*TASK INSTRUCTIONS*. Keep every line where the word "图案对孔雀的尾部进行对称" appears; drop the rest.

──────────────────────────────

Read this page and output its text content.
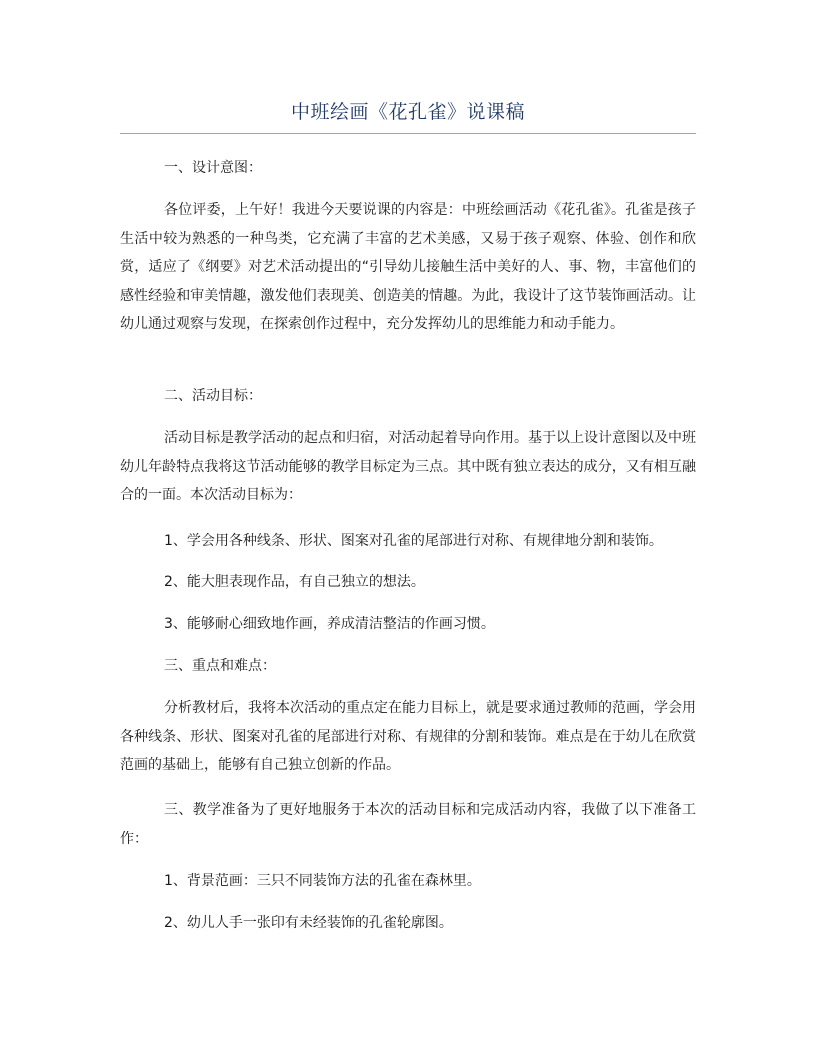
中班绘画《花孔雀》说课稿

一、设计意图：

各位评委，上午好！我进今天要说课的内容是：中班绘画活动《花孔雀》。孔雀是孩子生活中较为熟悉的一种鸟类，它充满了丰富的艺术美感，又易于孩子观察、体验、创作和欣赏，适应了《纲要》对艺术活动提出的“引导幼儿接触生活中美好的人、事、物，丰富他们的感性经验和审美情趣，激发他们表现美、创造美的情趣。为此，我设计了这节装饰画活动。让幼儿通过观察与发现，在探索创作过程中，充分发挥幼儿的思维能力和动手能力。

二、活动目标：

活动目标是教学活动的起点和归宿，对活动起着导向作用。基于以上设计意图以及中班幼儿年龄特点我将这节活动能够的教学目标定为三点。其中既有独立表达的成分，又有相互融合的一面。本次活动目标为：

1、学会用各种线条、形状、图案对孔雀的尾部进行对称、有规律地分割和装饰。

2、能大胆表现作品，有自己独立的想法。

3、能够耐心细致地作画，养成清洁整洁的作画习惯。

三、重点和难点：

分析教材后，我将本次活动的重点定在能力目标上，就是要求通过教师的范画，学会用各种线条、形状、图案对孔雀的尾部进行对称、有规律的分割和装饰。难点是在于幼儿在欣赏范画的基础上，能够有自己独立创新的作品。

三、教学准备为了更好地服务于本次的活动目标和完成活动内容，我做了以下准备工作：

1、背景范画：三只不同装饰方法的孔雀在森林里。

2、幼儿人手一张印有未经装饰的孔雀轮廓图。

──────────────────────────────

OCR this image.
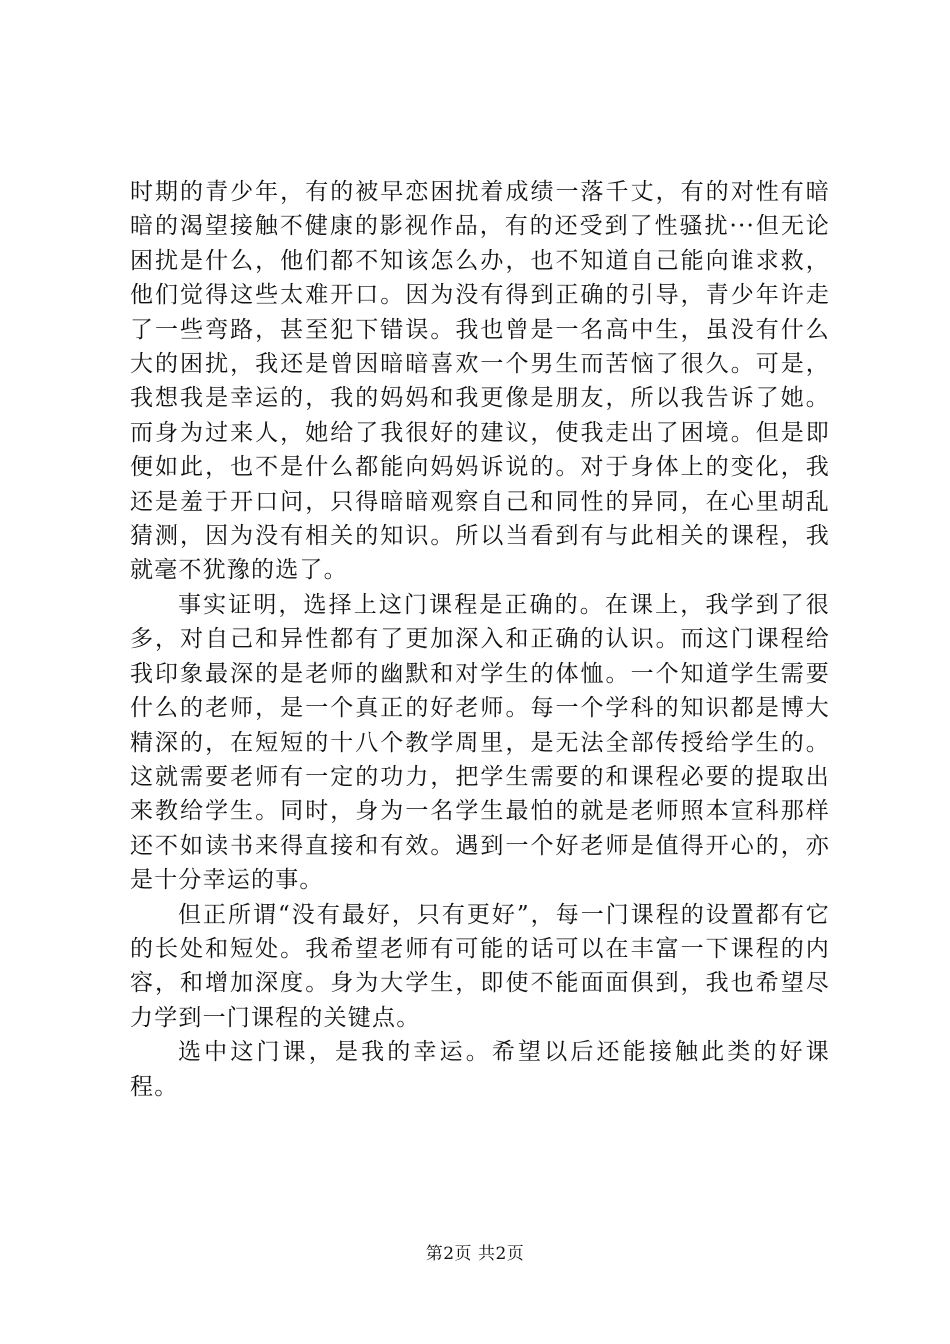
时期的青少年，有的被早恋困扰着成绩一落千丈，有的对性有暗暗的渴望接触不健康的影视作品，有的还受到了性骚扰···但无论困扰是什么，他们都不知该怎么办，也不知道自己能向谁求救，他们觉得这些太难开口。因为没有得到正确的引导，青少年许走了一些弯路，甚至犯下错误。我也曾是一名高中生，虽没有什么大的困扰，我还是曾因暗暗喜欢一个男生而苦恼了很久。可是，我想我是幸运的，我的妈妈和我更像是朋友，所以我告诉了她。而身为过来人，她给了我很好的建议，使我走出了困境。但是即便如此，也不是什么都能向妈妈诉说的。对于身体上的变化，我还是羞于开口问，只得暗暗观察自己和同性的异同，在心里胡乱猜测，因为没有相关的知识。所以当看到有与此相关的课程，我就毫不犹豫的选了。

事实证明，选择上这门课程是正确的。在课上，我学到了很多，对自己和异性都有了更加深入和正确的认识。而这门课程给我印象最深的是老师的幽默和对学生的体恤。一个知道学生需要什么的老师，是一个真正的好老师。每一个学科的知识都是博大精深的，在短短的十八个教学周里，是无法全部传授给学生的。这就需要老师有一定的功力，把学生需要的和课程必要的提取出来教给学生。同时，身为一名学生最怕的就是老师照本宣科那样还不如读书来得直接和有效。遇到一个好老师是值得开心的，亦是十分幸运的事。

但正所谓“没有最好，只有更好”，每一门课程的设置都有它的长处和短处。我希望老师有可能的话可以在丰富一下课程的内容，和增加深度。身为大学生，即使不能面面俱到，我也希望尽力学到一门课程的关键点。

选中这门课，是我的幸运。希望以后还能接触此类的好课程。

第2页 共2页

──────────────────────────────

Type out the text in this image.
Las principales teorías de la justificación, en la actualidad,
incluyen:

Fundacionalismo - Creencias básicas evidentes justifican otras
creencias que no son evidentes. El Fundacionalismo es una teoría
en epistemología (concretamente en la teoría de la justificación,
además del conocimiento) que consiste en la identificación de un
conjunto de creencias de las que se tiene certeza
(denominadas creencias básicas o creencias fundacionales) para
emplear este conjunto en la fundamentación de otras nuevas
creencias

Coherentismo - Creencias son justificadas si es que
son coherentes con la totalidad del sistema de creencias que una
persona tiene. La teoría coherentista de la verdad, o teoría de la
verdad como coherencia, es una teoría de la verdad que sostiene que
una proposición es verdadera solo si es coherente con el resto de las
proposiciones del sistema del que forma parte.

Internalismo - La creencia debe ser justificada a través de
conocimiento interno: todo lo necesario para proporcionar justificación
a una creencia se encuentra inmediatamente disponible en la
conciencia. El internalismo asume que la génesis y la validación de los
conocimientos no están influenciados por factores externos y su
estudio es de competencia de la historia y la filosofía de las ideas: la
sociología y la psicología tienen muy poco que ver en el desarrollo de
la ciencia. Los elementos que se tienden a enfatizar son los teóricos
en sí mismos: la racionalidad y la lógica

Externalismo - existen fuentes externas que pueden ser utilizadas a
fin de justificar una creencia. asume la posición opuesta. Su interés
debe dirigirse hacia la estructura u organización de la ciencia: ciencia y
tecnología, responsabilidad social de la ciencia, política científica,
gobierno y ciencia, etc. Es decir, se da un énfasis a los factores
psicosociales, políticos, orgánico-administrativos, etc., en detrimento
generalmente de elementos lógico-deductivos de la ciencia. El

──────────────────────────────

*COMPLETE ANSWER*.
1、学会用各种线条、形状、图案对孔雀的尾部进行对称、有规律地分割和装饰。
分析教材后，我将本次活动的重点定在能力目标上，就是要求通过教师的范画，学会用各种线条、形状、图案对孔雀的尾部进行对称、有规律的分割和装饰。难点是在于幼儿在欣赏范画的基础上，能够有自己独立创新的作品。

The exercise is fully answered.